_Directions for this task:_
Without changing a character, return the entries, but not the images they hold.

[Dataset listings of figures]
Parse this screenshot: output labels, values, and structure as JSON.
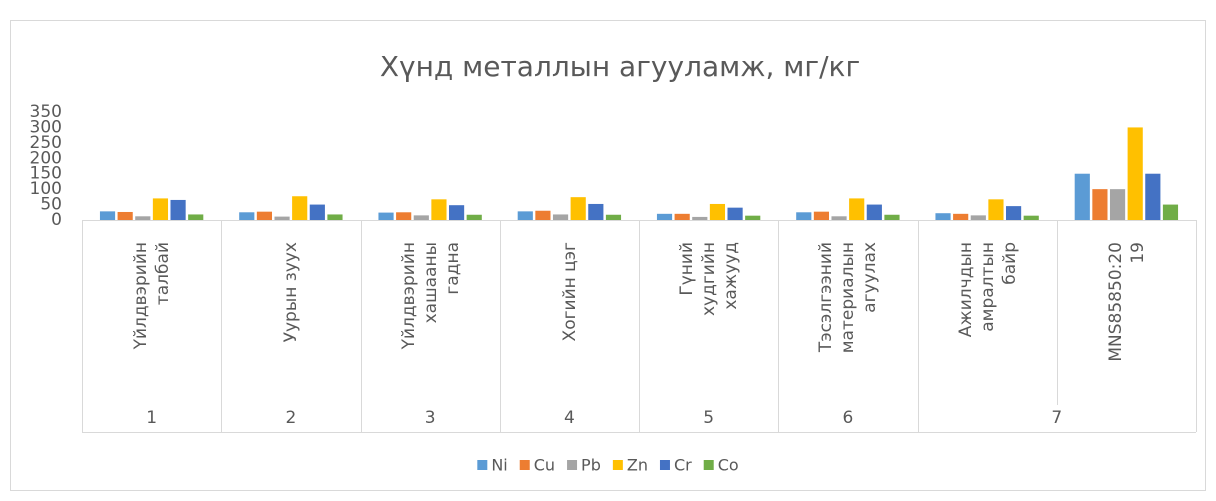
{
  "chart_data": {
    "type": "bar",
    "title": "Хүнд металлын агууламж, мг/кг",
    "groups": [
      {
        "label": "1",
        "categories": [
          "Үйлдвэрийн талбай"
        ]
      },
      {
        "label": "2",
        "categories": [
          "Уурын зуух"
        ]
      },
      {
        "label": "3",
        "categories": [
          "Үйлдвэрийн хашааны гадна"
        ]
      },
      {
        "label": "4",
        "categories": [
          "Хогийн цэг"
        ]
      },
      {
        "label": "5",
        "categories": [
          "Гүний худгийн хажууд"
        ]
      },
      {
        "label": "6",
        "categories": [
          "Тэсэлгээний материалын агуулах"
        ]
      },
      {
        "label": "7",
        "categories": [
          "Ажилчдын амралтын байр",
          "MNS85850:2019"
        ]
      }
    ],
    "series": [
      {
        "name": "Ni",
        "color": "#5b9bd5",
        "values": [
          28,
          25,
          24,
          28,
          20,
          25,
          22,
          150
        ]
      },
      {
        "name": "Cu",
        "color": "#ed7d31",
        "values": [
          26,
          27,
          25,
          30,
          20,
          27,
          20,
          100
        ]
      },
      {
        "name": "Pb",
        "color": "#a5a5a5",
        "values": [
          12,
          11,
          15,
          18,
          10,
          12,
          15,
          100
        ]
      },
      {
        "name": "Zn",
        "color": "#ffc000",
        "values": [
          70,
          77,
          67,
          74,
          52,
          70,
          67,
          300
        ]
      },
      {
        "name": "Cr",
        "color": "#4472c4",
        "values": [
          65,
          50,
          48,
          52,
          40,
          50,
          45,
          150
        ]
      },
      {
        "name": "Co",
        "color": "#70ad47",
        "values": [
          18,
          18,
          17,
          17,
          14,
          17,
          14,
          50
        ]
      }
    ],
    "ylim": [
      0,
      350
    ],
    "yticks": [
      0,
      50,
      100,
      150,
      200,
      250,
      300,
      350
    ],
    "grid": false,
    "legend": "bottom"
  }
}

_Response to the task:_
Parse this screenshot: output labels, values, and structure as JSON.
{
  "chart_data": {
    "type": "bar",
    "title": "Хүнд металлын агууламж, мг/кг",
    "groups": [
      {
        "label": "1",
        "categories": [
          "Үйлдвэрийн талбай"
        ]
      },
      {
        "label": "2",
        "categories": [
          "Уурын зуух"
        ]
      },
      {
        "label": "3",
        "categories": [
          "Үйлдвэрийн хашааны гадна"
        ]
      },
      {
        "label": "4",
        "categories": [
          "Хогийн цэг"
        ]
      },
      {
        "label": "5",
        "categories": [
          "Гүний худгийн хажууд"
        ]
      },
      {
        "label": "6",
        "categories": [
          "Тэсэлгээний материалын агуулах"
        ]
      },
      {
        "label": "7",
        "categories": [
          "Ажилчдын амралтын байр",
          "MNS85850:2019"
        ]
      }
    ],
    "series": [
      {
        "name": "Ni",
        "color": "#5b9bd5",
        "values": [
          28,
          25,
          24,
          28,
          20,
          25,
          22,
          150
        ]
      },
      {
        "name": "Cu",
        "color": "#ed7d31",
        "values": [
          26,
          27,
          25,
          30,
          20,
          27,
          20,
          100
        ]
      },
      {
        "name": "Pb",
        "color": "#a5a5a5",
        "values": [
          12,
          11,
          15,
          18,
          10,
          12,
          15,
          100
        ]
      },
      {
        "name": "Zn",
        "color": "#ffc000",
        "values": [
          70,
          77,
          67,
          74,
          52,
          70,
          67,
          300
        ]
      },
      {
        "name": "Cr",
        "color": "#4472c4",
        "values": [
          65,
          50,
          48,
          52,
          40,
          50,
          45,
          150
        ]
      },
      {
        "name": "Co",
        "color": "#70ad47",
        "values": [
          18,
          18,
          17,
          17,
          14,
          17,
          14,
          50
        ]
      }
    ],
    "ylim": [
      0,
      350
    ],
    "yticks": [
      0,
      50,
      100,
      150,
      200,
      250,
      300,
      350
    ],
    "grid": false,
    "legend": "bottom"
  }
}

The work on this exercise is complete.